(Stored entries)
• • • • • • •
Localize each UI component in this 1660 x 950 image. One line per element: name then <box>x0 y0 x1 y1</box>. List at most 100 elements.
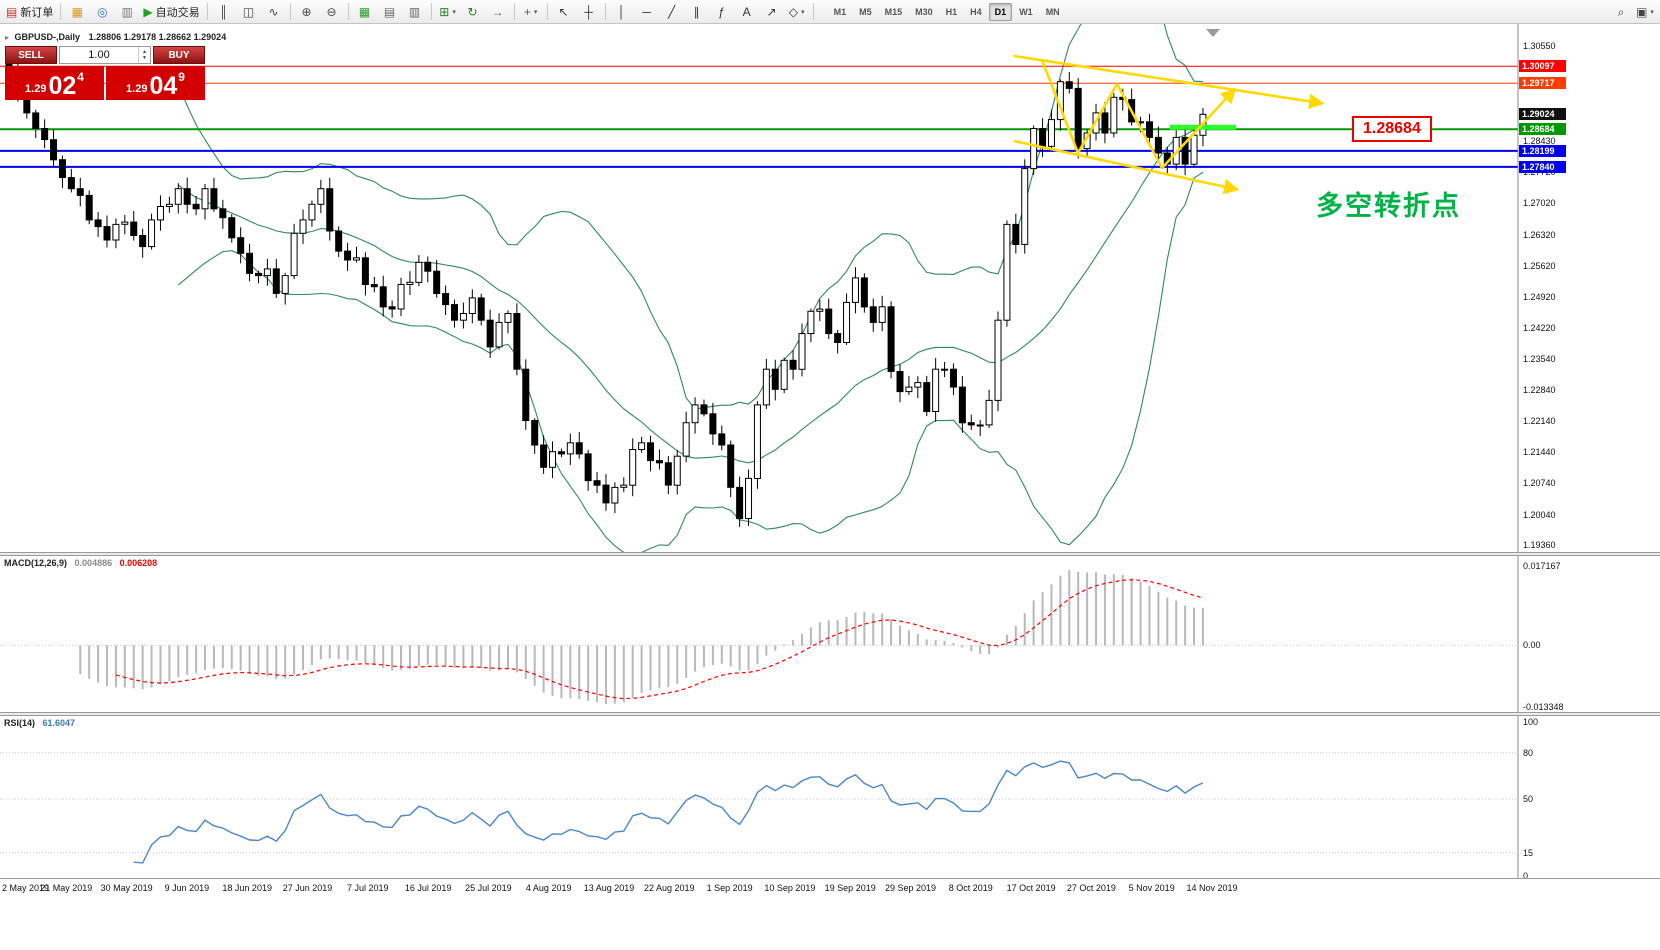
timeframe-mn[interactable]: MN <box>1045 6 1060 17</box>
indicators-icon: + <box>523 4 531 19</box>
timeframe-m15[interactable]: M15 <box>884 6 903 17</box>
zoom-in-icon[interactable]: ⊕ <box>295 2 319 22</box>
date-axis-label: 14 Nov 2019 <box>1186 883 1238 893</box>
new-order-button[interactable]: ▤ 新订单 <box>3 2 56 22</box>
vertical-line-icon: │ <box>617 4 626 19</box>
timeframe-m30[interactable]: M30 <box>915 6 933 17</box>
price-chart-panel[interactable]: ▸ GBPUSD-,Daily 1.28806 1.29178 1.28662 … <box>0 24 1660 552</box>
rsi-axis-label: 100 <box>1523 717 1539 727</box>
volume-increase-icon[interactable]: ▲ <box>142 49 147 55</box>
buy-price-display[interactable]: 1.29 04 9 <box>106 66 205 100</box>
price-level-callout[interactable]: 1.28684 <box>1352 116 1432 142</box>
trendline-icon[interactable]: ╱ <box>660 2 684 22</box>
timeframe-h4[interactable]: H4 <box>970 6 982 17</box>
sell-price-display[interactable]: 1.29 02 4 <box>5 66 104 100</box>
price-axis-label: 1.27020 <box>1523 198 1556 209</box>
date-axis-label: 1 Sep 2019 <box>706 883 753 893</box>
date-axis-label: 30 May 2019 <box>100 883 153 893</box>
symbol-timeframe-label: GBPUSD-,Daily <box>14 32 81 42</box>
volume-stepper[interactable]: ▲ ▼ <box>138 47 150 63</box>
vertical-line-icon[interactable]: │ <box>610 2 634 22</box>
toolbar-separator <box>60 3 62 20</box>
tile-vertical-icon[interactable]: ▥ <box>403 2 427 22</box>
timeframe-h1[interactable]: H1 <box>945 6 958 17</box>
bollinger-lower-band <box>177 171 1204 552</box>
timeframe-m5[interactable]: M5 <box>859 6 872 17</box>
rsi-panel[interactable]: RSI(14) 61.6047 100 80 50 15 0 <box>0 716 1660 881</box>
date-axis-label: 22 Aug 2019 <box>644 883 695 893</box>
sell-button[interactable]: SELL <box>5 46 57 64</box>
crosshair-icon[interactable]: ┼ <box>577 2 601 22</box>
autotrading-button-label: 自动交易 <box>155 6 200 19</box>
chart-title-row: ▸ GBPUSD-,Daily 1.28806 1.29178 1.28662 … <box>5 32 226 42</box>
panel-splitter[interactable] <box>0 552 1660 556</box>
rsi-axis-label: 15 <box>1523 847 1534 858</box>
macd-histogram <box>79 570 1204 705</box>
auto-scroll-icon[interactable]: ↻ <box>461 2 485 22</box>
wedge-lower-trendline[interactable] <box>1013 139 1240 195</box>
cursor-icon[interactable]: ↖ <box>552 2 576 22</box>
macd-axis-label: 0.017167 <box>1523 561 1561 572</box>
price-axis-label: 1.24920 <box>1523 292 1556 303</box>
fibonacci-icon[interactable]: ƒ <box>710 2 734 22</box>
chart-windows-icon-button[interactable]: ▣ ▾ <box>1633 2 1657 22</box>
date-axis-label: 13 Aug 2019 <box>583 883 635 893</box>
chart-shift-marker[interactable] <box>1206 29 1220 37</box>
ohlc-expander-icon[interactable]: ▸ <box>5 33 10 42</box>
wedge-upper-trendline[interactable] <box>1013 54 1325 110</box>
timeframe-d1[interactable]: D1 <box>988 2 1013 21</box>
volume-value[interactable]: 1.00 <box>88 49 110 61</box>
macd-axis-label: -0.013348 <box>1523 701 1564 712</box>
text-label-icon[interactable]: A <box>735 2 759 22</box>
bull-bear-turning-point-note[interactable]: 多空转折点 <box>1316 191 1461 221</box>
price-axis-label: 1.21440 <box>1523 447 1556 458</box>
ohlc-values: 1.28806 1.29178 1.28662 1.29024 <box>88 32 227 42</box>
sell-price-prefix: 1.29 <box>25 83 47 95</box>
price-axis-label: 1.28430 <box>1523 135 1556 146</box>
market-watch-icon[interactable]: ▦ <box>65 2 89 22</box>
timeframe-m1[interactable]: M1 <box>833 6 847 17</box>
toolbar-separator <box>604 3 606 20</box>
chart-shift-icon[interactable]: → <box>486 2 510 22</box>
buy-button[interactable]: BUY <box>153 46 205 64</box>
bollinger-middle-band <box>177 126 1204 464</box>
price-tag-1.28199: 1.28199 <box>1519 144 1566 157</box>
candlestick-chart-canvas[interactable] <box>0 24 1660 552</box>
autotrading-button[interactable]: ▶ 自动交易 <box>140 2 202 22</box>
new-chart-icon[interactable]: ⊞ ▾ <box>436 2 460 22</box>
candlestick-chart-icon[interactable]: ◫ <box>237 2 261 22</box>
price-tag-1.28684: 1.28684 <box>1519 123 1566 136</box>
terminal-icon[interactable]: ▥ <box>115 2 139 22</box>
timeframe-w1[interactable]: W1 <box>1019 6 1033 17</box>
caret-down-icon: ▾ <box>452 8 456 16</box>
autotrading-icon: ▶ <box>143 4 153 19</box>
volume-field[interactable]: 1.00 ▲ ▼ <box>59 46 151 64</box>
search-icon-button[interactable]: ⌕ <box>1609 2 1633 22</box>
tile-vertical-icon: ▥ <box>408 4 421 19</box>
shapes-icon[interactable]: ◇ ▾ <box>785 2 809 22</box>
volume-decrease-icon[interactable]: ▼ <box>142 55 147 61</box>
horizontal-line-icon[interactable]: ─ <box>635 2 659 22</box>
zoom-out-icon[interactable]: ⊖ <box>320 2 344 22</box>
macd-signal-line <box>115 579 1204 700</box>
toolbar-separator <box>513 3 515 20</box>
bar-chart-icon: ║ <box>219 4 228 19</box>
grid-icon[interactable]: ▦ <box>353 2 377 22</box>
zigzag-annotation[interactable] <box>1040 59 1237 170</box>
panel-splitter[interactable] <box>0 712 1660 716</box>
macd-panel[interactable]: MACD(12,26,9) 0.004886 0.006208 0.017167… <box>0 556 1660 712</box>
tile-horizontal-icon[interactable]: ▤ <box>378 2 402 22</box>
date-axis-label: 5 Nov 2019 <box>1128 883 1175 893</box>
profiles-icon[interactable]: ◎ <box>90 2 114 22</box>
line-chart-icon[interactable]: ∿ <box>262 2 286 22</box>
date-axis-label: 19 Sep 2019 <box>824 883 876 893</box>
indicators-icon[interactable]: + ▾ <box>519 2 543 22</box>
rsi-label-row: RSI(14) 61.6047 <box>4 718 75 728</box>
time-axis[interactable]: 2 May 2019 21 May 2019 30 May 2019 9 Jun 20… <box>0 878 1660 950</box>
price-tag-1.29717: 1.29717 <box>1519 77 1566 90</box>
channel-icon[interactable]: ∥ <box>685 2 709 22</box>
date-axis-label: 2 May 2019 <box>2 883 50 893</box>
bar-chart-icon[interactable]: ║ <box>212 2 236 22</box>
candlestick-chart-icon: ◫ <box>242 4 255 19</box>
arrows-icon[interactable]: ↗ <box>760 2 784 22</box>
• • • • • • •
- **PROBLEM DETAILS**:
Arrange all of these lines as a Markdown table with the columns No. and Entry. Number each row, skip blank lines, and omit the pictures.

- **COMPLETED EXERCISE**:
| No. | Entry |
|---|---|
| 1 | Localize each UI component in this 1660 x 950 image. One line per element: name then <box>x0 y0 x1 y1</box>. List at most 100 elements. |
| 2 | timeframe-mn[interactable]: MN <box>1045 6 1060 17</box> |
| 3 | indicators-icon: + <box>523 4 531 19</box> |
| 4 | timeframe-m15[interactable]: M15 <box>884 6 903 17</box> |
| 5 | zoom-in-icon[interactable]: ⊕ <box>295 2 319 22</box> |
| 6 | date-axis-label: 14 Nov 2019 <box>1186 883 1238 893</box> |
| 7 | new-order-button[interactable]: ▤ 新订单 <box>3 2 56 22</box> |
| 8 | vertical-line-icon: │ <box>617 4 626 19</box> |
| 9 | timeframe-m30[interactable]: M30 <box>915 6 933 17</box> |
| 10 | price-chart-panel[interactable]: ▸ GBPUSD-,Daily 1.28806 1.29178 1.28662 … <box>0 24 1660 552</box> |
| 11 | rsi-axis-label: 100 <box>1523 717 1539 727</box> |
| 12 | volume-increase-icon[interactable]: ▲ <box>142 49 147 55</box> |
| 13 | buy-price-display[interactable]: 1.29 04 9 <box>106 66 205 100</box> |
| 14 | price-level-callout[interactable]: 1.28684 <box>1352 116 1432 142</box> |
| 15 | trendline-icon[interactable]: ╱ <box>660 2 684 22</box> |
| 16 | timeframe-h4[interactable]: H4 <box>970 6 982 17</box> |
| 17 | sell-price-display[interactable]: 1.29 02 4 <box>5 66 104 100</box> |
| 18 | price-axis-label: 1.27020 <box>1523 198 1556 209</box> |
| 19 | date-axis-label: 1 Sep 2019 <box>706 883 753 893</box> |
| 20 | date-axis-label: 30 May 2019 <box>100 883 153 893</box> |
| 21 | symbol-timeframe-label: GBPUSD-,Daily <box>14 32 81 42</box> |
| 22 | volume-stepper[interactable]: ▲ ▼ <box>138 47 150 63</box> |
| 23 | vertical-line-icon[interactable]: │ <box>610 2 634 22</box> |
| 24 | toolbar-separator <box>60 3 62 20</box> |
| 25 | tile-vertical-icon[interactable]: ▥ <box>403 2 427 22</box> |
| 26 | timeframe-h1[interactable]: H1 <box>945 6 958 17</box> |
| 27 | bollinger-lower-band <box>177 171 1204 552</box> |
| 28 | timeframe-m5[interactable]: M5 <box>859 6 872 17</box> |
| 29 | rsi-panel[interactable]: RSI(14) 61.6047 100 80 50 15 0 <box>0 716 1660 881</box> |
| 30 | date-axis-label: 22 Aug 2019 <box>644 883 695 893</box> |
| 31 | sell-button[interactable]: SELL <box>5 46 57 64</box> |
| 32 | crosshair-icon[interactable]: ┼ <box>577 2 601 22</box> |
| 33 | autotrading-button-label: 自动交易 <box>155 6 200 19</box> |
| 34 | chart-title-row: ▸ GBPUSD-,Daily 1.28806 1.29178 1.28662 … <box>5 32 226 42</box> |
| 35 | panel-splitter[interactable] <box>0 552 1660 556</box> |
| 36 | rsi-axis-label: 15 <box>1523 847 1534 858</box> |
| 37 | macd-histogram <box>79 570 1204 705</box> |
| 38 | auto-scroll-icon[interactable]: ↻ <box>461 2 485 22</box> |
| 39 | wedge-lower-trendline[interactable] <box>1013 139 1240 195</box> |
| 40 | cursor-icon[interactable]: ↖ <box>552 2 576 22</box> |
| 41 | macd-axis-label: 0.017167 <box>1523 561 1561 572</box> |
| 42 | price-axis-label: 1.24920 <box>1523 292 1556 303</box> |
| 43 | fibonacci-icon[interactable]: ƒ <box>710 2 734 22</box> |
| 44 | chart-windows-icon-button[interactable]: ▣ ▾ <box>1633 2 1657 22</box> |
| 45 | date-axis-label: 13 Aug 2019 <box>583 883 635 893</box> |
| 46 | chart-shift-marker[interactable] <box>1206 29 1220 37</box> |
| 47 | ohlc-expander-icon[interactable]: ▸ <box>5 33 10 42</box> |
| 48 | wedge-upper-trendline[interactable] <box>1013 54 1325 110</box> |
| 49 | timeframe-d1[interactable]: D1 <box>988 2 1013 21</box> |
| 50 | volume-value[interactable]: 1.00 <box>88 49 110 61</box> |
| 51 | macd-axis-label: -0.013348 <box>1523 701 1564 712</box> |
| 52 | text-label-icon[interactable]: A <box>735 2 759 22</box> |
| 53 | bull-bear-turning-point-note[interactable]: 多空转折点 <box>1316 191 1461 221</box> |
| 54 | price-axis-label: 1.21440 <box>1523 447 1556 458</box> |
| 55 | ohlc-values: 1.28806 1.29178 1.28662 1.29024 <box>88 32 227 42</box> |
| 56 | sell-price-prefix: 1.29 <box>25 83 47 95</box> |
| 57 | price-axis-label: 1.28430 <box>1523 135 1556 146</box> |
| 58 | market-watch-icon[interactable]: ▦ <box>65 2 89 22</box> |
| 59 | timeframe-m1[interactable]: M1 <box>833 6 847 17</box> |
| 60 | toolbar-separator <box>604 3 606 20</box> |
| 61 | chart-shift-icon[interactable]: → <box>486 2 510 22</box> |
| 62 | buy-button[interactable]: BUY <box>153 46 205 64</box> |
| 63 | bollinger-middle-band <box>177 126 1204 464</box> |
| 64 | price-tag-1.28199: 1.28199 <box>1519 144 1566 157</box> |
| 65 | candlestick-chart-canvas[interactable] <box>0 24 1660 552</box> |
| 66 | autotrading-button[interactable]: ▶ 自动交易 <box>140 2 202 22</box> |
| 67 | new-chart-icon[interactable]: ⊞ ▾ <box>436 2 460 22</box> |
| 68 | candlestick-chart-icon[interactable]: ◫ <box>237 2 261 22</box> |
| 69 | price-tag-1.28684: 1.28684 <box>1519 123 1566 136</box> |
| 70 | terminal-icon[interactable]: ▥ <box>115 2 139 22</box> |
| 71 | timeframe-w1[interactable]: W1 <box>1019 6 1033 17</box> |
| 72 | caret-down-icon: ▾ <box>452 8 456 16</box> |
| 73 | autotrading-icon: ▶ <box>143 4 153 19</box> |
| 74 | volume-field[interactable]: 1.00 ▲ ▼ <box>59 46 151 64</box> |
| 75 | search-icon-button[interactable]: ⌕ <box>1609 2 1633 22</box> |
| 76 | tile-vertical-icon: ▥ <box>408 4 421 19</box> |
| 77 | shapes-icon[interactable]: ◇ ▾ <box>785 2 809 22</box> |
| 78 | volume-decrease-icon[interactable]: ▼ <box>142 55 147 61</box> |
| 79 | horizontal-line-icon[interactable]: ─ <box>635 2 659 22</box> |
| 80 | zoom-out-icon[interactable]: ⊖ <box>320 2 344 22</box> |
| 81 | macd-signal-line <box>115 579 1204 700</box> |
| 82 | toolbar-separator <box>513 3 515 20</box> |
| 83 | bar-chart-icon: ║ <box>219 4 228 19</box> |
| 84 | grid-icon[interactable]: ▦ <box>353 2 377 22</box> |
| 85 | zigzag-annotation[interactable] <box>1040 59 1237 170</box> |
| 86 | panel-splitter[interactable] <box>0 712 1660 716</box> |
| 87 | macd-panel[interactable]: MACD(12,26,9) 0.004886 0.006208 0.017167… <box>0 556 1660 712</box> |
| 88 | tile-horizontal-icon[interactable]: ▤ <box>378 2 402 22</box> |
| 89 | date-axis-label: 5 Nov 2019 <box>1128 883 1175 893</box> |
| 90 | profiles-icon[interactable]: ◎ <box>90 2 114 22</box> |
| 91 | line-chart-icon[interactable]: ∿ <box>262 2 286 22</box> |
| 92 | date-axis-label: 19 Sep 2019 <box>824 883 876 893</box> |
| 93 | indicators-icon[interactable]: + ▾ <box>519 2 543 22</box> |
| 94 | rsi-label-row: RSI(14) 61.6047 <box>4 718 75 728</box> |
| 95 | time-axis[interactable]: 2 May 2019 21 May 2019 30 May 2019 9 Jun 20… <box>0 878 1660 950</box> |
| 96 | price-tag-1.29717: 1.29717 <box>1519 77 1566 90</box> |
| 97 | channel-icon[interactable]: ∥ <box>685 2 709 22</box> |
| 98 | date-axis-label: 2 May 2019 <box>2 883 50 893</box> |
| 99 | bar-chart-icon[interactable]: ║ <box>212 2 236 22</box> |
| 100 | candlestick-chart-icon: ◫ <box>242 4 255 19</box> |
| 101 | arrows-icon[interactable]: ↗ <box>760 2 784 22</box> |